**Instructions to follow:**
Copy out the listing that follows exactly, dropping every picture.

**Input rows:**

################

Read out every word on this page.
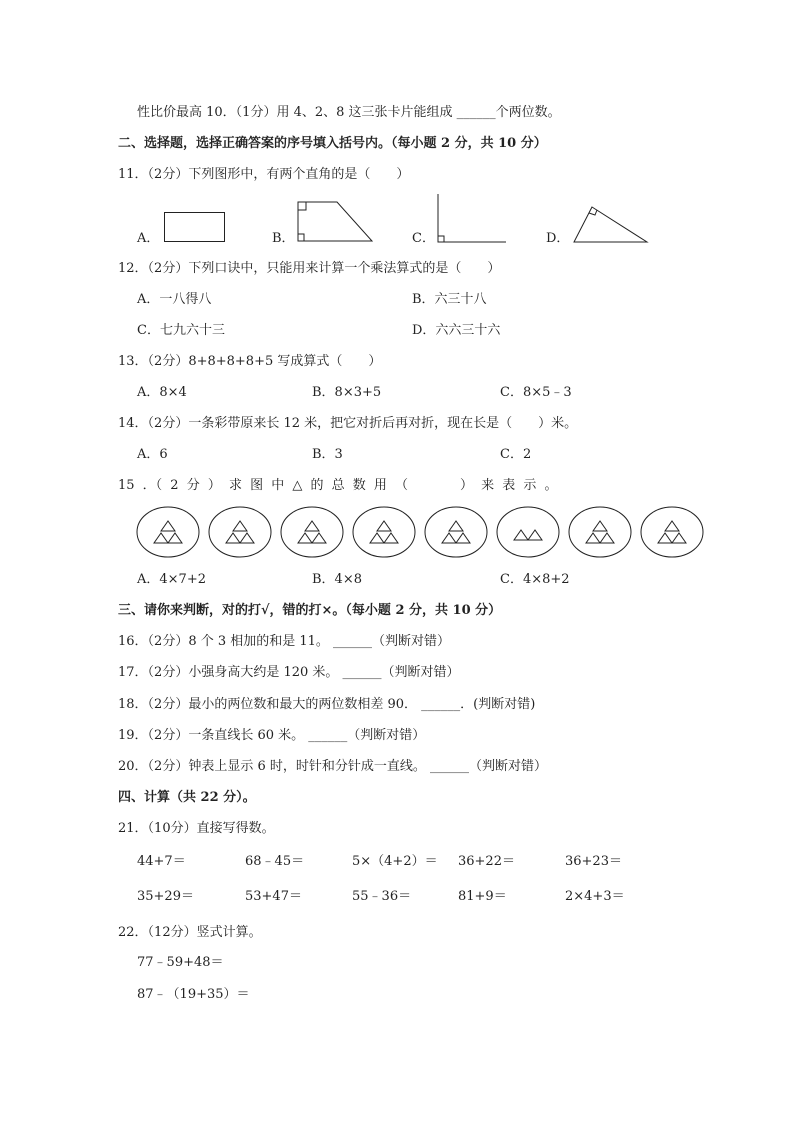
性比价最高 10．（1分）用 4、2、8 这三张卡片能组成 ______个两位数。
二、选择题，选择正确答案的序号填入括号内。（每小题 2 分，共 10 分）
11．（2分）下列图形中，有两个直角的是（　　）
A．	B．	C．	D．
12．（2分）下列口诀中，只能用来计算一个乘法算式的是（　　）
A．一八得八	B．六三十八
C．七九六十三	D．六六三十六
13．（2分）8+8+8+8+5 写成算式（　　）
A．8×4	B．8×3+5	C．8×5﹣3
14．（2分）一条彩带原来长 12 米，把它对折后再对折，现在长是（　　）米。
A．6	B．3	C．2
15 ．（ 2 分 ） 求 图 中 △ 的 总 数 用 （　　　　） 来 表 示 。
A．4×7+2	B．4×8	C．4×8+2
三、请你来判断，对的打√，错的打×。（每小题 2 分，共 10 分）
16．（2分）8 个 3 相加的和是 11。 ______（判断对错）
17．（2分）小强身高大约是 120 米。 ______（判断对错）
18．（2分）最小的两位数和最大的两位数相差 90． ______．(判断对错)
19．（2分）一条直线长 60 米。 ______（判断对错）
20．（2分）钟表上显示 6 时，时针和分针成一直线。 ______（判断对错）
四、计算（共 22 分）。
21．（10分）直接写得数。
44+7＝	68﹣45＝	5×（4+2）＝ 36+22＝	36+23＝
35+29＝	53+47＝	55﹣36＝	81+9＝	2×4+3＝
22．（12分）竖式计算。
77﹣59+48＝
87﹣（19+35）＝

################

**Finished task:**
Read out every word on this page.
性比价最高 10．（1分）用 4、2、8 这三张卡片能组成 ______个两位数。
二、选择题，选择正确答案的序号填入括号内。（每小题 2 分，共 10 分）
11．（2分）下列图形中，有两个直角的是（　　）
A．	B．	C．	D．
12．（2分）下列口诀中，只能用来计算一个乘法算式的是（　　）
A．一八得八	B．六三十八
C．七九六十三	D．六六三十六
13．（2分）8+8+8+8+5 写成算式（　　）
A．8×4	B．8×3+5	C．8×5﹣3
14．（2分）一条彩带原来长 12 米，把它对折后再对折，现在长是（　　）米。
A．6	B．3	C．2
15 ．（ 2 分 ） 求 图 中 △ 的 总 数 用 （　　　　） 来 表 示 。
A．4×7+2	B．4×8	C．4×8+2
三、请你来判断，对的打√，错的打×。（每小题 2 分，共 10 分）
16．（2分）8 个 3 相加的和是 11。 ______（判断对错）
17．（2分）小强身高大约是 120 米。 ______（判断对错）
18．（2分）最小的两位数和最大的两位数相差 90． ______．(判断对错)
19．（2分）一条直线长 60 米。 ______（判断对错）
20．（2分）钟表上显示 6 时，时针和分针成一直线。 ______（判断对错）
四、计算（共 22 分）。
21．（10分）直接写得数。
44+7＝	68﹣45＝	5×（4+2）＝ 36+22＝	36+23＝
35+29＝	53+47＝	55﹣36＝	81+9＝	2×4+3＝
22．（12分）竖式计算。
77﹣59+48＝
87﹣（19+35）＝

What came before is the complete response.